INSTRUCTIONS TO FOLLOW
Return every entry below without altering a word.

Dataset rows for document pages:
'''

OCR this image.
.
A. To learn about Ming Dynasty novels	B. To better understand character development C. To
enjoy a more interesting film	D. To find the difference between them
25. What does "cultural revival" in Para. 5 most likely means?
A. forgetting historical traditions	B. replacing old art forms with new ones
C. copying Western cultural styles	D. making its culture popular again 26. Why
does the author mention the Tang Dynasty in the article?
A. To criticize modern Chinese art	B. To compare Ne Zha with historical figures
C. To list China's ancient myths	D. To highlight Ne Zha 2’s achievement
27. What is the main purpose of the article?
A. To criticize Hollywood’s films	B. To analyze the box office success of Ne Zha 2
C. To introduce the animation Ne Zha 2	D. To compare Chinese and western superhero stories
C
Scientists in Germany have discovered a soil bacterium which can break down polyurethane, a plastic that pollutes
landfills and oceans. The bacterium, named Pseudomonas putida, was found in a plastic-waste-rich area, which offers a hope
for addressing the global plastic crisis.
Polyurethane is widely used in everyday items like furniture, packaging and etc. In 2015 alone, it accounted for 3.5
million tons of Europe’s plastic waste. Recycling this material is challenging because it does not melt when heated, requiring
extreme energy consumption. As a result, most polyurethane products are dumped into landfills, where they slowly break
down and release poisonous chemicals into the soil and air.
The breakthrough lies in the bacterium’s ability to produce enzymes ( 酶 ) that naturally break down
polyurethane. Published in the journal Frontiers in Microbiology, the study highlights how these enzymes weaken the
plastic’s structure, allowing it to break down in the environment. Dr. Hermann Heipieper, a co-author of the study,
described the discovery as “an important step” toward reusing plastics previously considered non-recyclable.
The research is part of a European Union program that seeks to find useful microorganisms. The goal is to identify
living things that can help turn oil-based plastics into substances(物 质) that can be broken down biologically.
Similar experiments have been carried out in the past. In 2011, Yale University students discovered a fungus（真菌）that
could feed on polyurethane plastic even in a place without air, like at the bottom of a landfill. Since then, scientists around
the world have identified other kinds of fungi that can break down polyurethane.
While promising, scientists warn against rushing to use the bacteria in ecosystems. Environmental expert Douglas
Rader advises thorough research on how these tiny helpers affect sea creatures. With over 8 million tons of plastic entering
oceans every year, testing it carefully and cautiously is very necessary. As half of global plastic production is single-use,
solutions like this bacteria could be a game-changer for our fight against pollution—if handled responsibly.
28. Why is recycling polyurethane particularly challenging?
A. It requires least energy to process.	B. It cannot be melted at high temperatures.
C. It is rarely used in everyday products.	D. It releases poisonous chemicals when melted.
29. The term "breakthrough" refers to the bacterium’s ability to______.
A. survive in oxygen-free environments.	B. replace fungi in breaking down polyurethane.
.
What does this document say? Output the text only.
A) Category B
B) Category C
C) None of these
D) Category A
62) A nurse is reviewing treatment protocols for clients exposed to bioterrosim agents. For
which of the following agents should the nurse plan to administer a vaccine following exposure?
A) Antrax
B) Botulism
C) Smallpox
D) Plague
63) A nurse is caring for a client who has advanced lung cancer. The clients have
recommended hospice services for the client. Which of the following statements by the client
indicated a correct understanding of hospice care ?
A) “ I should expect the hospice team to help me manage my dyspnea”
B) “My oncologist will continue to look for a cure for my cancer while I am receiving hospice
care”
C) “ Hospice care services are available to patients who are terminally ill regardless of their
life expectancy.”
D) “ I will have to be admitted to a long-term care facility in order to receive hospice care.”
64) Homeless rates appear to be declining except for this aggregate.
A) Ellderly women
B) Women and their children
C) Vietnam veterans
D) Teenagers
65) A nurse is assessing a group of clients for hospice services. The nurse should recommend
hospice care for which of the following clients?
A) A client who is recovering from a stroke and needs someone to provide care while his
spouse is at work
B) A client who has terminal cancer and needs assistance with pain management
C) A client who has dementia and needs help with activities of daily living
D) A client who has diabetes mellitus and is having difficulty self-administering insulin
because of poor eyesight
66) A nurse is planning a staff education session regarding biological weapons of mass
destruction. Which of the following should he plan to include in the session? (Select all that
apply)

'''

SOLVED EXERCISE
OCR this image.
.
A. To learn about Ming Dynasty novels	B. To better understand character development C. To
enjoy a more interesting film	D. To find the difference between them
25. What does "cultural revival" in Para. 5 most likely means?
A. forgetting historical traditions	B. replacing old art forms with new ones
C. copying Western cultural styles	D. making its culture popular again 26. Why
does the author mention the Tang Dynasty in the article?
A. To criticize modern Chinese art	B. To compare Ne Zha with historical figures
C. To list China's ancient myths	D. To highlight Ne Zha 2’s achievement
27. What is the main purpose of the article?
A. To criticize Hollywood’s films	B. To analyze the box office success of Ne Zha 2
C. To introduce the animation Ne Zha 2	D. To compare Chinese and western superhero stories
C
Scientists in Germany have discovered a soil bacterium which can break down polyurethane, a plastic that pollutes
landfills and oceans. The bacterium, named Pseudomonas putida, was found in a plastic-waste-rich area, which offers a hope
for addressing the global plastic crisis.
Polyurethane is widely used in everyday items like furniture, packaging and etc. In 2015 alone, it accounted for 3.5
million tons of Europe’s plastic waste. Recycling this material is challenging because it does not melt when heated, requiring
extreme energy consumption. As a result, most polyurethane products are dumped into landfills, where they slowly break
down and release poisonous chemicals into the soil and air.
The breakthrough lies in the bacterium’s ability to produce enzymes ( 酶 ) that naturally break down
polyurethane. Published in the journal Frontiers in Microbiology, the study highlights how these enzymes weaken the
plastic’s structure, allowing it to break down in the environment. Dr. Hermann Heipieper, a co-author of the study,
described the discovery as “an important step” toward reusing plastics previously considered non-recyclable.
The research is part of a European Union program that seeks to find useful microorganisms. The goal is to identify
living things that can help turn oil-based plastics into substances(物 质) that can be broken down biologically.
Similar experiments have been carried out in the past. In 2011, Yale University students discovered a fungus（真菌）that
could feed on polyurethane plastic even in a place without air, like at the bottom of a landfill. Since then, scientists around
the world have identified other kinds of fungi that can break down polyurethane.
While promising, scientists warn against rushing to use the bacteria in ecosystems. Environmental expert Douglas
Rader advises thorough research on how these tiny helpers affect sea creatures. With over 8 million tons of plastic entering
oceans every year, testing it carefully and cautiously is very necessary. As half of global plastic production is single-use,
solutions like this bacteria could be a game-changer for our fight against pollution—if handled responsibly.
28. Why is recycling polyurethane particularly challenging?
A. It requires least energy to process.	B. It cannot be melted at high temperatures.
C. It is rarely used in everyday products.	D. It releases poisonous chemicals when melted.
29. The term "breakthrough" refers to the bacterium’s ability to______.
A. survive in oxygen-free environments.	B. replace fungi in breaking down polyurethane.
.
What does this document say? Output the text only.
A) Category B
B) Category C
C) None of these
D) Category A
62) A nurse is reviewing treatment protocols for clients exposed to bioterrosim agents. For
which of the following agents should the nurse plan to administer a vaccine following exposure?
A) Antrax
B) Botulism
C) Smallpox
D) Plague
63) A nurse is caring for a client who has advanced lung cancer. The clients have
recommended hospice services for the client. Which of the following statements by the client
indicated a correct understanding of hospice care ?
A) “ I should expect the hospice team to help me manage my dyspnea”
B) “My oncologist will continue to look for a cure for my cancer while I am receiving hospice
care”
C) “ Hospice care services are available to patients who are terminally ill regardless of their
life expectancy.”
D) “ I will have to be admitted to a long-term care facility in order to receive hospice care.”
64) Homeless rates appear to be declining except for this aggregate.
A) Ellderly women
B) Women and their children
C) Vietnam veterans
D) Teenagers
65) A nurse is assessing a group of clients for hospice services. The nurse should recommend
hospice care for which of the following clients?
A) A client who is recovering from a stroke and needs someone to provide care while his
spouse is at work
B) A client who has terminal cancer and needs assistance with pain management
C) A client who has dementia and needs help with activities of daily living
D) A client who has diabetes mellitus and is having difficulty self-administering insulin
because of poor eyesight
66) A nurse is planning a staff education session regarding biological weapons of mass
destruction. Which of the following should he plan to include in the session? (Select all that
apply)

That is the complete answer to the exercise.